**WHAT THE EXERCISE ASKS**: Print all the data, keeping every line exactly as it is.

[Entries taken from a collection]
-- start --

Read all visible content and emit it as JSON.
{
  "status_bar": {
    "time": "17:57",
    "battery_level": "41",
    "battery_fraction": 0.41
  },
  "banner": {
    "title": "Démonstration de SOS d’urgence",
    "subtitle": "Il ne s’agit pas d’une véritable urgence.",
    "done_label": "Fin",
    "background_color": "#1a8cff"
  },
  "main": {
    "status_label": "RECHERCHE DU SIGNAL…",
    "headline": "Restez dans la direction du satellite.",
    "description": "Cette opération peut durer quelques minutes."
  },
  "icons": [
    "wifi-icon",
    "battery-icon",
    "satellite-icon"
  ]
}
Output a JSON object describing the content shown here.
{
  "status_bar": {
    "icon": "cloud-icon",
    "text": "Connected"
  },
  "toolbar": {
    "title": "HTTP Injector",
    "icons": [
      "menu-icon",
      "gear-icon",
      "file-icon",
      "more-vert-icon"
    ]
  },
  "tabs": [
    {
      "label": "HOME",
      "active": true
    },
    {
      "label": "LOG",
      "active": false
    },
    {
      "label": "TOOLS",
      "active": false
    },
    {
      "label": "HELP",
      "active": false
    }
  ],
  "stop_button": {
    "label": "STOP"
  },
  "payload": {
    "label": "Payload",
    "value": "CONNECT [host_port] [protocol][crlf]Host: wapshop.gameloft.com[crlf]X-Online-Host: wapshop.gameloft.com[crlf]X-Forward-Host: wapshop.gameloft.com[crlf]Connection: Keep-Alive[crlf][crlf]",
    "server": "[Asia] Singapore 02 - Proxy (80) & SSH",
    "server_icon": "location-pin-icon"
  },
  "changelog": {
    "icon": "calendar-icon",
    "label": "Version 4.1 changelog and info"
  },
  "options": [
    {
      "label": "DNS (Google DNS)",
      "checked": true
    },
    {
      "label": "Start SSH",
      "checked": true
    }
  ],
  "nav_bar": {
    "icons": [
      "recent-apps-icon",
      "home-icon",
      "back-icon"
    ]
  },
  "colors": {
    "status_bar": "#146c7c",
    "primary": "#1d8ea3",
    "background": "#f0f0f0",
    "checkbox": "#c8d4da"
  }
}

-- end --

**EXERCISE RESULT**:
Read all visible content and emit it as JSON.
{
  "status_bar": {
    "time": "17:57",
    "battery_level": "41",
    "battery_fraction": 0.41
  },
  "banner": {
    "title": "Démonstration de SOS d’urgence",
    "subtitle": "Il ne s’agit pas d’une véritable urgence.",
    "done_label": "Fin",
    "background_color": "#1a8cff"
  },
  "main": {
    "status_label": "RECHERCHE DU SIGNAL…",
    "headline": "Restez dans la direction du satellite.",
    "description": "Cette opération peut durer quelques minutes."
  },
  "icons": [
    "wifi-icon",
    "battery-icon",
    "satellite-icon"
  ]
}
Output a JSON object describing the content shown here.
{
  "status_bar": {
    "icon": "cloud-icon",
    "text": "Connected"
  },
  "toolbar": {
    "title": "HTTP Injector",
    "icons": [
      "menu-icon",
      "gear-icon",
      "file-icon",
      "more-vert-icon"
    ]
  },
  "tabs": [
    {
      "label": "HOME",
      "active": true
    },
    {
      "label": "LOG",
      "active": false
    },
    {
      "label": "TOOLS",
      "active": false
    },
    {
      "label": "HELP",
      "active": false
    }
  ],
  "stop_button": {
    "label": "STOP"
  },
  "payload": {
    "label": "Payload",
    "value": "CONNECT [host_port] [protocol][crlf]Host: wapshop.gameloft.com[crlf]X-Online-Host: wapshop.gameloft.com[crlf]X-Forward-Host: wapshop.gameloft.com[crlf]Connection: Keep-Alive[crlf][crlf]",
    "server": "[Asia] Singapore 02 - Proxy (80) & SSH",
    "server_icon": "location-pin-icon"
  },
  "changelog": {
    "icon": "calendar-icon",
    "label": "Version 4.1 changelog and info"
  },
  "options": [
    {
      "label": "DNS (Google DNS)",
      "checked": true
    },
    {
      "label": "Start SSH",
      "checked": true
    }
  ],
  "nav_bar": {
    "icons": [
      "recent-apps-icon",
      "home-icon",
      "back-icon"
    ]
  },
  "colors": {
    "status_bar": "#146c7c",
    "primary": "#1d8ea3",
    "background": "#f0f0f0",
    "checkbox": "#c8d4da"
  }
}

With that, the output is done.